### REQUIRED WORK
Reproduce the entry on Vexillum flexicostatum word for word, from start to finish.

### DOCUMENT SEGMENT
Vexillum flexicostatum

Scientific classification
- Kingdom: Animalia
- Phylum: Mollusca
- Class: Gastropoda
- Subclass: Caenogastropoda
- Order: Neogastropoda
- Superfamily: Turbinelloidea
- Family: Costellariidae
- Genus: Vexillum
- Species: V. flexicostatum
- Binomial name: Vexillum flexicostatum (Garrett, 1880)
- Synonyms: Turricula flexicostata Garrett, 1880 (original combination); Vexillum (Costellaria) flexicostatum (Garrett, 1880);

= Vexillum flexicostatum =

- Authority: (Garrett, 1880)
- Synonyms: Turricula flexicostata Garrett, 1880 (original combination), Vexillum (Costellaria) flexicostatum (Garrett, 1880)

Species of gastropod

Vexillum flexicostatum is a species of small sea snail, marine gastropod mollusk in the family Costellariidae, the ribbed miters.

==Description==
The length of the shell attains 15 mm, its diameter 5 mm.

### DATA PROVIDED
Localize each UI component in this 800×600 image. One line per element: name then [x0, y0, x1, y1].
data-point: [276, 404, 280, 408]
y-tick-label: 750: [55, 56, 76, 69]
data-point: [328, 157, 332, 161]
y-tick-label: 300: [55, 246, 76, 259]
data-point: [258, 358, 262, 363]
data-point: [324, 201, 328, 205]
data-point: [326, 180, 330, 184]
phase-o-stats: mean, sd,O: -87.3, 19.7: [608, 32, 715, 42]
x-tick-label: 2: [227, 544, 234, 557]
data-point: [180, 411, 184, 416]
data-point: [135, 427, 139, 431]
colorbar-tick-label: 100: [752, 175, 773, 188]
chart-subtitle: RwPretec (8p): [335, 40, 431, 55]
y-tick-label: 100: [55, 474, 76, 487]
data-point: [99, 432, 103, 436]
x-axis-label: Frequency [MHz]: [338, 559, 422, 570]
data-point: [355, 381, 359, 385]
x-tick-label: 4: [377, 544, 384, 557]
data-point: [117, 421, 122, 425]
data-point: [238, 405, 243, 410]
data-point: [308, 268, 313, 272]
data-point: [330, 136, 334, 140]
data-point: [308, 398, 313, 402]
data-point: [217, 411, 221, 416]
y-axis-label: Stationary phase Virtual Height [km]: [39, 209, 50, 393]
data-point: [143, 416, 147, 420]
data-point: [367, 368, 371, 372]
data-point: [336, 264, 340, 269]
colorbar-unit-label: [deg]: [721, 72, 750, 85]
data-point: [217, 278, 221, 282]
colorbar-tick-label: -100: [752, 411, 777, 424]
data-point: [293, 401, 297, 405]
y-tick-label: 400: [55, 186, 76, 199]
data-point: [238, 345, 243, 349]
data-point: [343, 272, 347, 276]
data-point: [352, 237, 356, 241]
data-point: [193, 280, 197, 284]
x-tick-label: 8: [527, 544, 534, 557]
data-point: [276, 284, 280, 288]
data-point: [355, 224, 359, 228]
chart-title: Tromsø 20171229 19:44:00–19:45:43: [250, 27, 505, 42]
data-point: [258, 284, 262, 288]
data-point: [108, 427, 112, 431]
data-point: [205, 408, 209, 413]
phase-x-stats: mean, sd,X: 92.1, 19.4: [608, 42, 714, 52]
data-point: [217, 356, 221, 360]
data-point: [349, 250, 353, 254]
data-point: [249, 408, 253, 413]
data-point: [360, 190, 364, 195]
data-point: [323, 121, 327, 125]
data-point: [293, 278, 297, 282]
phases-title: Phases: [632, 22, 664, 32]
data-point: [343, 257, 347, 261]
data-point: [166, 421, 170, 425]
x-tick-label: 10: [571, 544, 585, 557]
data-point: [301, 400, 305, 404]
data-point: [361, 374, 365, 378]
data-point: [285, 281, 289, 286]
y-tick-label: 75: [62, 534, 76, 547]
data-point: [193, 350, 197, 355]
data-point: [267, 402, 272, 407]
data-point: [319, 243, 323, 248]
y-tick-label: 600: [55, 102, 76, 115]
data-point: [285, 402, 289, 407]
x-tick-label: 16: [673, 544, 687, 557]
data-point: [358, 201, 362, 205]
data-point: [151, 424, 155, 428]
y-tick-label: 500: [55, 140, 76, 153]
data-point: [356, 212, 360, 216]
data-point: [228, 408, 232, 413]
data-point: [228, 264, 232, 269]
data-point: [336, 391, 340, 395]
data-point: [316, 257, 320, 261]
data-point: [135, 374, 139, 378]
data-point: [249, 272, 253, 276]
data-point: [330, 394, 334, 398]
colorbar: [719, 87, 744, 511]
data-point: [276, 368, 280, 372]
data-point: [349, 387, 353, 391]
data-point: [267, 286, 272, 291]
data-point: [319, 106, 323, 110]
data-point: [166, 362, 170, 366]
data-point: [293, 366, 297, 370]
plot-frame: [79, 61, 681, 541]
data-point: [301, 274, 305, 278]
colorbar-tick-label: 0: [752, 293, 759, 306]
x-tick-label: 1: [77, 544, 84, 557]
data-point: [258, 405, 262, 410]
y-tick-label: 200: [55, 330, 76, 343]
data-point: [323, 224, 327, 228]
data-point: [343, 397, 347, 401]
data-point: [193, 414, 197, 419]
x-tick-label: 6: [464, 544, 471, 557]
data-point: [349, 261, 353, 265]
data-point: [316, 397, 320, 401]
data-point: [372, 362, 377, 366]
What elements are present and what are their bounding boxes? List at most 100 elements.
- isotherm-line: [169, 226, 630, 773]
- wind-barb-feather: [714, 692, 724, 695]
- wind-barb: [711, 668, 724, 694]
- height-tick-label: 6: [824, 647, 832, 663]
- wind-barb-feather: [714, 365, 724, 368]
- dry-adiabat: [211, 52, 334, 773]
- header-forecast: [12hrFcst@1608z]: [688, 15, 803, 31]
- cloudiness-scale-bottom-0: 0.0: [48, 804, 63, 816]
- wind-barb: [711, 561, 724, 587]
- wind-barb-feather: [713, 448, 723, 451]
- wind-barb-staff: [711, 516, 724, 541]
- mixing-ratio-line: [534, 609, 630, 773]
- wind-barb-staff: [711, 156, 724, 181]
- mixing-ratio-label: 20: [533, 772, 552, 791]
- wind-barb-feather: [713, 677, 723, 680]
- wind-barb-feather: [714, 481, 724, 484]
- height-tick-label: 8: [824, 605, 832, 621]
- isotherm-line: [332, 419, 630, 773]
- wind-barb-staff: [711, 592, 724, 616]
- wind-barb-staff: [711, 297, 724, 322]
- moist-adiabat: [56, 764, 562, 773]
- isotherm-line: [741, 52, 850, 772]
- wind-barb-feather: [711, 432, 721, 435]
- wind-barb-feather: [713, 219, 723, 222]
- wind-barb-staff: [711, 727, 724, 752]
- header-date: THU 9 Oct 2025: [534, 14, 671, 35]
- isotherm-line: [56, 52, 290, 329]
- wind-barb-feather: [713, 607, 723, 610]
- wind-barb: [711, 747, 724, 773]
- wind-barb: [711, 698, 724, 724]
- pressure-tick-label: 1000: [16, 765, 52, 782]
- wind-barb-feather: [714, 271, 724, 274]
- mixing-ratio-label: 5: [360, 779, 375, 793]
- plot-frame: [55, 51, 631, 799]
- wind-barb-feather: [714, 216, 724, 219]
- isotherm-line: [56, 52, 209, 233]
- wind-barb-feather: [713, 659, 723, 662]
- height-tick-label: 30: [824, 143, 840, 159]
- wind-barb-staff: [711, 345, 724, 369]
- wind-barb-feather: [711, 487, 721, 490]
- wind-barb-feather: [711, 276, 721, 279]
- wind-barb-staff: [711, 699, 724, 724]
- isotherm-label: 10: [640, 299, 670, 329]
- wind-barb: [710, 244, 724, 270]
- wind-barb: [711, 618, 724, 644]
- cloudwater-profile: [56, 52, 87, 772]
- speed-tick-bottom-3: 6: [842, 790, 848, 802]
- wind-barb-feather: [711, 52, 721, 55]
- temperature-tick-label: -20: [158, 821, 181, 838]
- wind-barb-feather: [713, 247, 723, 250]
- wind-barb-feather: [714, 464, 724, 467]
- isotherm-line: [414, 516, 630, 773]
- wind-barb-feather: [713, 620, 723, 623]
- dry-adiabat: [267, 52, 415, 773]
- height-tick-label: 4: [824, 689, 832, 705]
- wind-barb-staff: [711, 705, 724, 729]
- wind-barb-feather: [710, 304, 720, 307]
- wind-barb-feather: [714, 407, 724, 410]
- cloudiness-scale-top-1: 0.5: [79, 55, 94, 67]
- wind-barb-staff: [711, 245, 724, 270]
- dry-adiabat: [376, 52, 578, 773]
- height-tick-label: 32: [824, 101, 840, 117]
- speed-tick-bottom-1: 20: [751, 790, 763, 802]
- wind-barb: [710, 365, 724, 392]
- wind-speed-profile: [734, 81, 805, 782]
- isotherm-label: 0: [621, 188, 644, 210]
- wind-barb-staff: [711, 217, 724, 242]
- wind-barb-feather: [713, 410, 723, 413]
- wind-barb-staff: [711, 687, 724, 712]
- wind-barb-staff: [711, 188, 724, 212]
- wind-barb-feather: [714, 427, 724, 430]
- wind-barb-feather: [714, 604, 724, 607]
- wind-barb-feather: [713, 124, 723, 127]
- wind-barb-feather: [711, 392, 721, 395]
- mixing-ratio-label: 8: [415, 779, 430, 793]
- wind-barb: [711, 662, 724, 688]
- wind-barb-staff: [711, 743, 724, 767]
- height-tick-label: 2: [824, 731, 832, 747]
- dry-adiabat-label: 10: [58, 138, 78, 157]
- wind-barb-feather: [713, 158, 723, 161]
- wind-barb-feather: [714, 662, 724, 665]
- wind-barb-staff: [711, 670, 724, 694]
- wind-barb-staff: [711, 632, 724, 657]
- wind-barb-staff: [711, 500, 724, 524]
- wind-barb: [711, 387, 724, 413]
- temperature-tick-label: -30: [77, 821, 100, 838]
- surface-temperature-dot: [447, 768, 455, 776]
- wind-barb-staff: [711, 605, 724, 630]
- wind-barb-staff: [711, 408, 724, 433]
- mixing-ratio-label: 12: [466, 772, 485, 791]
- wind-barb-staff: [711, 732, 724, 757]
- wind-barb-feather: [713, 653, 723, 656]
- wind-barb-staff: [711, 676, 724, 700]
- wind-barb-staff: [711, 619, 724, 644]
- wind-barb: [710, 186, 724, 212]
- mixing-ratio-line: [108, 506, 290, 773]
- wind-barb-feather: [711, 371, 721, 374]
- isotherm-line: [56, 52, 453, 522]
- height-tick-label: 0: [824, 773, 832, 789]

### RESULT
Vexillum flexicostatum

Scientific classification
- Kingdom: Animalia
- Phylum: Mollusca
- Class: Gastropoda
- Subclass: Caenogastropoda
- Order: Neogastropoda
- Superfamily: Turbinelloidea
- Family: Costellariidae
- Genus: Vexillum
- Species: V. flexicostatum
- Binomial name: Vexillum flexicostatum (Garrett, 1880)
- Synonyms: Turricula flexicostata Garrett, 1880 (original combination); Vexillum (Costellaria) flexicostatum (Garrett, 1880);

= Vexillum flexicostatum =

- Authority: (Garrett, 1880)
- Synonyms: Turricula flexicostata Garrett, 1880 (original combination), Vexillum (Costellaria) flexicostatum (Garrett, 1880)

Species of gastropod

Vexillum flexicostatum is a species of small sea snail, marine gastropod mollusk in the family Costellariidae, the ribbed miters.

==Description==
The length of the shell attains 15 mm, its diameter 5 mm.